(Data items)
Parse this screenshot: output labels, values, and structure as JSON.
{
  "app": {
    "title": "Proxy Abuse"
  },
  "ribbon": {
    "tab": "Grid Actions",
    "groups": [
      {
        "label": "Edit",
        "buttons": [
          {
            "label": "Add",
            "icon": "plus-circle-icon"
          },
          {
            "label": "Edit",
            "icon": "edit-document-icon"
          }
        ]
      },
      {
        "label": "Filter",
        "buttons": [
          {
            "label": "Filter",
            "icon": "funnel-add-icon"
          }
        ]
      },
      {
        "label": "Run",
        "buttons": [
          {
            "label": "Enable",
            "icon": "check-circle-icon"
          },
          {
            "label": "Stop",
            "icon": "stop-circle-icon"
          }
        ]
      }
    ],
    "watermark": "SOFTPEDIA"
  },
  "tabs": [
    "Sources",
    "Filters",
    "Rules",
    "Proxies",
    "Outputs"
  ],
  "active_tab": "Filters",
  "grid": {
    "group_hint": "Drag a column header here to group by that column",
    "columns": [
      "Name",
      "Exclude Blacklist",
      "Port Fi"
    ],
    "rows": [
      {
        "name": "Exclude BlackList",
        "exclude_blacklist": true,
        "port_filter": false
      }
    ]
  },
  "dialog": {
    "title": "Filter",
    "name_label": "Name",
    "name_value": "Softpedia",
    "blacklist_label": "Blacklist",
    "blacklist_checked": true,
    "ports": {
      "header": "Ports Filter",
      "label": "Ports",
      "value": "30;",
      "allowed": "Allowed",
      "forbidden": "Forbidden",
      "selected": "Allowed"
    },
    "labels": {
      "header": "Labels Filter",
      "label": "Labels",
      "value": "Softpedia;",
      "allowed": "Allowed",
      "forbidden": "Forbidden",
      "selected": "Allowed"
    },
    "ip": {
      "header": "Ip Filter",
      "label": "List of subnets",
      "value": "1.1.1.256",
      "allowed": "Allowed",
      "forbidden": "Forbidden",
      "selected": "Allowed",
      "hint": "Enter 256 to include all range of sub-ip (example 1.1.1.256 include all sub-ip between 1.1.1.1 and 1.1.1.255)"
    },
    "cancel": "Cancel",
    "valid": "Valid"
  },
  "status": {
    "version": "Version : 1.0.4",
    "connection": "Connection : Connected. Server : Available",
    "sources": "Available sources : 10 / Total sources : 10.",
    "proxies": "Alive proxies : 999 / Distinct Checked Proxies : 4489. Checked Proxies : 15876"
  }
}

> **What you are asked to do**
Each entry above is to be quoted exactly.

> **Complete output**
Parse this screenshot: output labels, values, and structure as JSON.
{
  "app": {
    "title": "Proxy Abuse"
  },
  "ribbon": {
    "tab": "Grid Actions",
    "groups": [
      {
        "label": "Edit",
        "buttons": [
          {
            "label": "Add",
            "icon": "plus-circle-icon"
          },
          {
            "label": "Edit",
            "icon": "edit-document-icon"
          }
        ]
      },
      {
        "label": "Filter",
        "buttons": [
          {
            "label": "Filter",
            "icon": "funnel-add-icon"
          }
        ]
      },
      {
        "label": "Run",
        "buttons": [
          {
            "label": "Enable",
            "icon": "check-circle-icon"
          },
          {
            "label": "Stop",
            "icon": "stop-circle-icon"
          }
        ]
      }
    ],
    "watermark": "SOFTPEDIA"
  },
  "tabs": [
    "Sources",
    "Filters",
    "Rules",
    "Proxies",
    "Outputs"
  ],
  "active_tab": "Filters",
  "grid": {
    "group_hint": "Drag a column header here to group by that column",
    "columns": [
      "Name",
      "Exclude Blacklist",
      "Port Fi"
    ],
    "rows": [
      {
        "name": "Exclude BlackList",
        "exclude_blacklist": true,
        "port_filter": false
      }
    ]
  },
  "dialog": {
    "title": "Filter",
    "name_label": "Name",
    "name_value": "Softpedia",
    "blacklist_label": "Blacklist",
    "blacklist_checked": true,
    "ports": {
      "header": "Ports Filter",
      "label": "Ports",
      "value": "30;",
      "allowed": "Allowed",
      "forbidden": "Forbidden",
      "selected": "Allowed"
    },
    "labels": {
      "header": "Labels Filter",
      "label": "Labels",
      "value": "Softpedia;",
      "allowed": "Allowed",
      "forbidden": "Forbidden",
      "selected": "Allowed"
    },
    "ip": {
      "header": "Ip Filter",
      "label": "List of subnets",
      "value": "1.1.1.256",
      "allowed": "Allowed",
      "forbidden": "Forbidden",
      "selected": "Allowed",
      "hint": "Enter 256 to include all range of sub-ip (example 1.1.1.256 include all sub-ip between 1.1.1.1 and 1.1.1.255)"
    },
    "cancel": "Cancel",
    "valid": "Valid"
  },
  "status": {
    "version": "Version : 1.0.4",
    "connection": "Connection : Connected. Server : Available",
    "sources": "Available sources : 10 / Total sources : 10.",
    "proxies": "Alive proxies : 999 / Distinct Checked Proxies : 4489. Checked Proxies : 15876"
  }
}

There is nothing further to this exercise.